** Task instructions **
In the following material, identify every line holding the string "title" and return it.

** Materials provided **
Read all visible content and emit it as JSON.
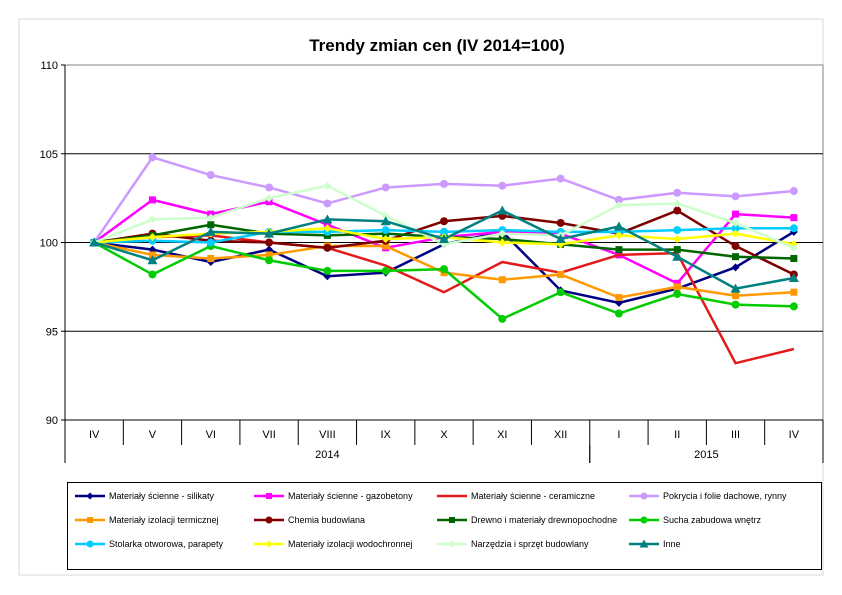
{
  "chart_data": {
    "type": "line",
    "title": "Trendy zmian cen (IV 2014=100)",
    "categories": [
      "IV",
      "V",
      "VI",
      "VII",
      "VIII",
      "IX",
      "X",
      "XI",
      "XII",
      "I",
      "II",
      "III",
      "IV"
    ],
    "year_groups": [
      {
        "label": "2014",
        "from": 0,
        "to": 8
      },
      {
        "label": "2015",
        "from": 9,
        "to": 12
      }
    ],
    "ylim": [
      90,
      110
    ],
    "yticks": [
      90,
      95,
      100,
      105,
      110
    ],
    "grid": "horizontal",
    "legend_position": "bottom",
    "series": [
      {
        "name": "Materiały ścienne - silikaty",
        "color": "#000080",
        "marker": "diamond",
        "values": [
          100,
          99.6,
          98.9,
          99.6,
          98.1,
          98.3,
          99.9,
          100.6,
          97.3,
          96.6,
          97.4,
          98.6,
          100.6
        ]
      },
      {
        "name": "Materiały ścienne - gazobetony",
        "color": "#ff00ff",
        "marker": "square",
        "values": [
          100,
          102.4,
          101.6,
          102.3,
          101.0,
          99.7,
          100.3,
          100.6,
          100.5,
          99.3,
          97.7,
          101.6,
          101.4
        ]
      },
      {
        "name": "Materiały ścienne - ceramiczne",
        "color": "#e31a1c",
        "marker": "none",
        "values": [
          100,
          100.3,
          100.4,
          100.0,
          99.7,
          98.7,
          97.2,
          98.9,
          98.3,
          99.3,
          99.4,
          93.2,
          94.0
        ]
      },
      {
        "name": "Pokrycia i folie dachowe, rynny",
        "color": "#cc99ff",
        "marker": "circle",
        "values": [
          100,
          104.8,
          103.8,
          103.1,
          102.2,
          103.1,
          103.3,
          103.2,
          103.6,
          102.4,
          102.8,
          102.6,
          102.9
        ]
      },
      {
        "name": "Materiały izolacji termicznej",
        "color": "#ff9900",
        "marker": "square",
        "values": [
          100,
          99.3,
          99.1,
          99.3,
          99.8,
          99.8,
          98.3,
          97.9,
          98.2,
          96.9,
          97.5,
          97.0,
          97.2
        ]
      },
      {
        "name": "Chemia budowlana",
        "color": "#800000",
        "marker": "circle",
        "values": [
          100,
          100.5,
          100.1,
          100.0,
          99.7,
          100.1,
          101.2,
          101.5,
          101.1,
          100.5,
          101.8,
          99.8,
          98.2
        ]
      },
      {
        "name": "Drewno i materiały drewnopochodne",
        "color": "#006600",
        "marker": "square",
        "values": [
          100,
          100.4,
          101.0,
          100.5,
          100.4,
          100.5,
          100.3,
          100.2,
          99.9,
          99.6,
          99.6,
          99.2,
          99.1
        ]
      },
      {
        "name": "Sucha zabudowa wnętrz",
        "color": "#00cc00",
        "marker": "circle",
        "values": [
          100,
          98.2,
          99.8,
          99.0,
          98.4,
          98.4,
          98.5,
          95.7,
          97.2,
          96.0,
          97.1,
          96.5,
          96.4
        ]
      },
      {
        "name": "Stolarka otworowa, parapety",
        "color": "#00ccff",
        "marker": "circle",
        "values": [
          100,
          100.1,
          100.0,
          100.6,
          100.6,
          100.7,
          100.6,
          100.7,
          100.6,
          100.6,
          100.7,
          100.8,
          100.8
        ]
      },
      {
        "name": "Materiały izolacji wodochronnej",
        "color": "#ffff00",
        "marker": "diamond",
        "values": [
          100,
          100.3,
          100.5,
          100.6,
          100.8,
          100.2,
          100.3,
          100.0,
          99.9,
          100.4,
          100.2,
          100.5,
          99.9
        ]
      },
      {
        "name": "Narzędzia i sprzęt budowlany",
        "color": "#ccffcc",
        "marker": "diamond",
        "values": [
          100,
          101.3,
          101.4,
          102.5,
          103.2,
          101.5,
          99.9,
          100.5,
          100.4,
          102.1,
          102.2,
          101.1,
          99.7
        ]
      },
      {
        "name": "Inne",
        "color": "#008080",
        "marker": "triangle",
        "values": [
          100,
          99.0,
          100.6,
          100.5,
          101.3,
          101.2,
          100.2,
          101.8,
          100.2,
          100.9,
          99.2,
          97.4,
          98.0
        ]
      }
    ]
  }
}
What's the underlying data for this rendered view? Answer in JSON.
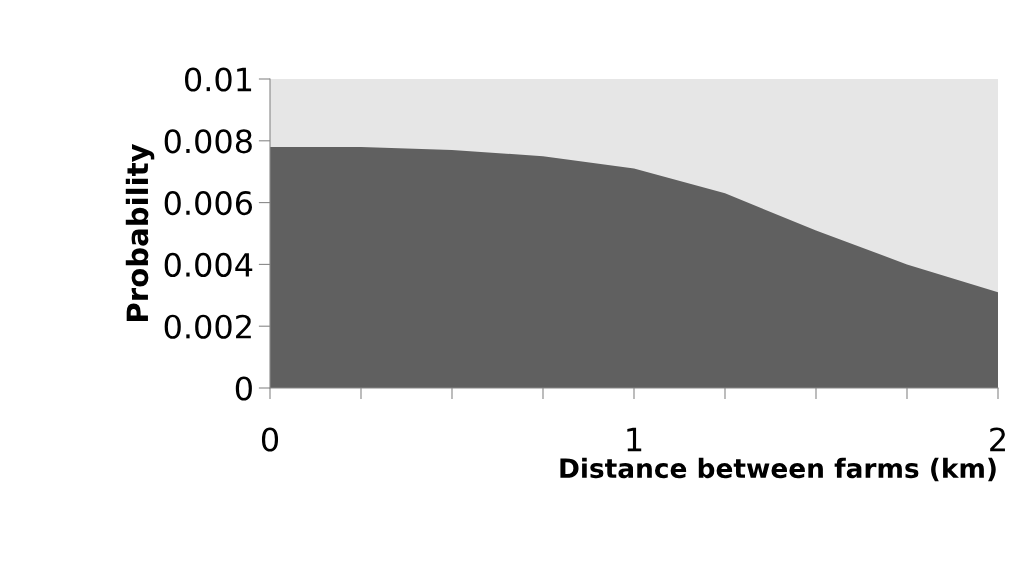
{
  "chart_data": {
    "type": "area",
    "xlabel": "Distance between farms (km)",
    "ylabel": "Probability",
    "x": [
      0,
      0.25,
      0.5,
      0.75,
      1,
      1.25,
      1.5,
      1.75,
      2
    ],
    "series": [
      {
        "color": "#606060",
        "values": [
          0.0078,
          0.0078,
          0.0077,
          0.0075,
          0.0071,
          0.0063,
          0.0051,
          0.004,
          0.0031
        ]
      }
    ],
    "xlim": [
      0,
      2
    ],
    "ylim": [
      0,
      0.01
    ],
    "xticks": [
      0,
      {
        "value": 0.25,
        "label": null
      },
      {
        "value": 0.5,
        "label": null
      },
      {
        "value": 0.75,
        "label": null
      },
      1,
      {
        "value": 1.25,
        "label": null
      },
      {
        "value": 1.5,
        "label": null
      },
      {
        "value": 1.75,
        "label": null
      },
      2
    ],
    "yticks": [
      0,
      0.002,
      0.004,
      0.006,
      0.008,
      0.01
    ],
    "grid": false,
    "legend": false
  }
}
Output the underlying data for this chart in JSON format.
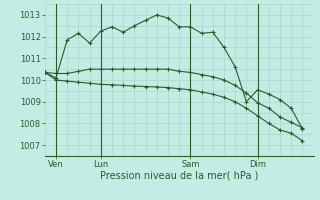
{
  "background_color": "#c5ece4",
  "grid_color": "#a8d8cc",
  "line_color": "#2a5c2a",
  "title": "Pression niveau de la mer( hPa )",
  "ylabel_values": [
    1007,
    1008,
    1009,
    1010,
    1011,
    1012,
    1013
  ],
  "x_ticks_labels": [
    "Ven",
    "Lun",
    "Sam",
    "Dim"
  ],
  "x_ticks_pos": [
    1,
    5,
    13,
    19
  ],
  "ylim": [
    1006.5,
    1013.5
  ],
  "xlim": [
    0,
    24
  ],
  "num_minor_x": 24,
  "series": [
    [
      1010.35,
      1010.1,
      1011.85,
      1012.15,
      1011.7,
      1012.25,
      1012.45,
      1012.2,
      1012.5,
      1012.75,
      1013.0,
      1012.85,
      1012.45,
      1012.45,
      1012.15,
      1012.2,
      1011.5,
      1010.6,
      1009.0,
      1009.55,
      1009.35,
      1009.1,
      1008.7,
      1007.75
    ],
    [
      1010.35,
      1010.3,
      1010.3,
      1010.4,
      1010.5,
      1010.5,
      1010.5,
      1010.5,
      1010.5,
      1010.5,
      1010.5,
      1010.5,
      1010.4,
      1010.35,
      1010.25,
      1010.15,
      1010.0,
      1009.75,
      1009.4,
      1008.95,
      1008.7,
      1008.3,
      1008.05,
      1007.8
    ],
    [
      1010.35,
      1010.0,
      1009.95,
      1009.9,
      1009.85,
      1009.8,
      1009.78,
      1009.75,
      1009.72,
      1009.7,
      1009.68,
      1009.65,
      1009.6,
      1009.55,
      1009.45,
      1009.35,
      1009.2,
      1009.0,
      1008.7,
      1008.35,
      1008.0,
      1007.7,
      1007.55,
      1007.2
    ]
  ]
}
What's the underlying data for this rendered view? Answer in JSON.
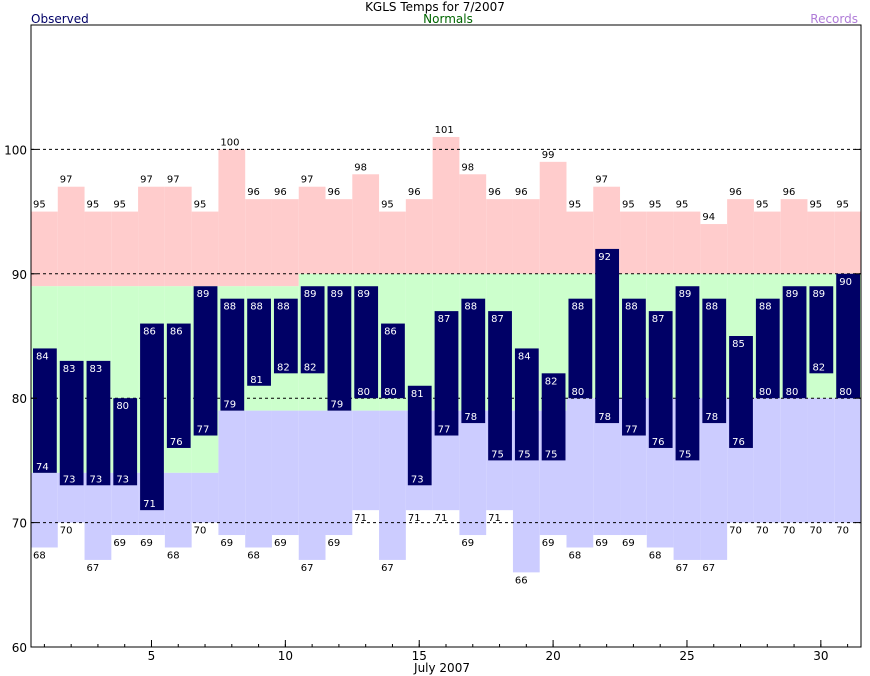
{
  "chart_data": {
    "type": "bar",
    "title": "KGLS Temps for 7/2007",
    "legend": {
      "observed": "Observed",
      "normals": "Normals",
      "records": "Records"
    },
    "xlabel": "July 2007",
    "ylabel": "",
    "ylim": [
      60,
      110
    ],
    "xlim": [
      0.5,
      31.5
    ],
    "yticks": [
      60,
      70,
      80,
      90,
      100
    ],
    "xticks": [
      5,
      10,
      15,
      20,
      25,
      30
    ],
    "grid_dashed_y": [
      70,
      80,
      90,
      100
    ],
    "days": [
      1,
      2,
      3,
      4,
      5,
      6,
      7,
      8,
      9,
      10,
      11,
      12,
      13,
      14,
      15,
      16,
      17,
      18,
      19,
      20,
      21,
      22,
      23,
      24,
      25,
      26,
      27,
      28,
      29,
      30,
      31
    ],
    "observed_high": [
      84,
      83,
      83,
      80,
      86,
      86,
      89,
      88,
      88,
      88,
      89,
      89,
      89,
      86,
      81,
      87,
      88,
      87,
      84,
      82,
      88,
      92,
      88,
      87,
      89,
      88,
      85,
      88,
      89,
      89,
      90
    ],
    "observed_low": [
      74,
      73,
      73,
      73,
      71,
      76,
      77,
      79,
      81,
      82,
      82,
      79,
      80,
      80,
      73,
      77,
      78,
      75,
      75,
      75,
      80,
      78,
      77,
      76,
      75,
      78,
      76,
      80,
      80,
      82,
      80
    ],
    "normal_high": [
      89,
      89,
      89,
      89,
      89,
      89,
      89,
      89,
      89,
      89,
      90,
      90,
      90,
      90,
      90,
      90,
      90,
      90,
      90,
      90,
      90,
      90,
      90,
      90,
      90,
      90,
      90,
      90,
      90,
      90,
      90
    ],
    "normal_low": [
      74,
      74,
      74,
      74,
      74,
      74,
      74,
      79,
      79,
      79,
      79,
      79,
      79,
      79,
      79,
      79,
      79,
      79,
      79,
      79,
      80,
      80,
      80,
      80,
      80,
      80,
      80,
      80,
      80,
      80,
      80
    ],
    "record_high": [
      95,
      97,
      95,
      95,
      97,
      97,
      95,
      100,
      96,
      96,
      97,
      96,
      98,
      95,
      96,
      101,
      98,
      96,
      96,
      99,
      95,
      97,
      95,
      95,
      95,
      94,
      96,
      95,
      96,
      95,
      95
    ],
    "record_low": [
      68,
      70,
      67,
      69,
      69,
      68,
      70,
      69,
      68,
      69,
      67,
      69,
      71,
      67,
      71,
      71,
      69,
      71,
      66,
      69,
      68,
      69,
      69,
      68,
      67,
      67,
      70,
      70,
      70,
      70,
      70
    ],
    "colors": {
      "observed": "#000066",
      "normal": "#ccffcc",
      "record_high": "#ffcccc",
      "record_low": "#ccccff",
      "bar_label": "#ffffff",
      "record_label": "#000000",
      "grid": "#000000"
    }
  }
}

** Response **
    "title": "Trendy zmian cen (IV 2014=100)",
  "title": "Pression niveau de la mer( hPa )",
    "title": "KGLS Temps for 7/2007",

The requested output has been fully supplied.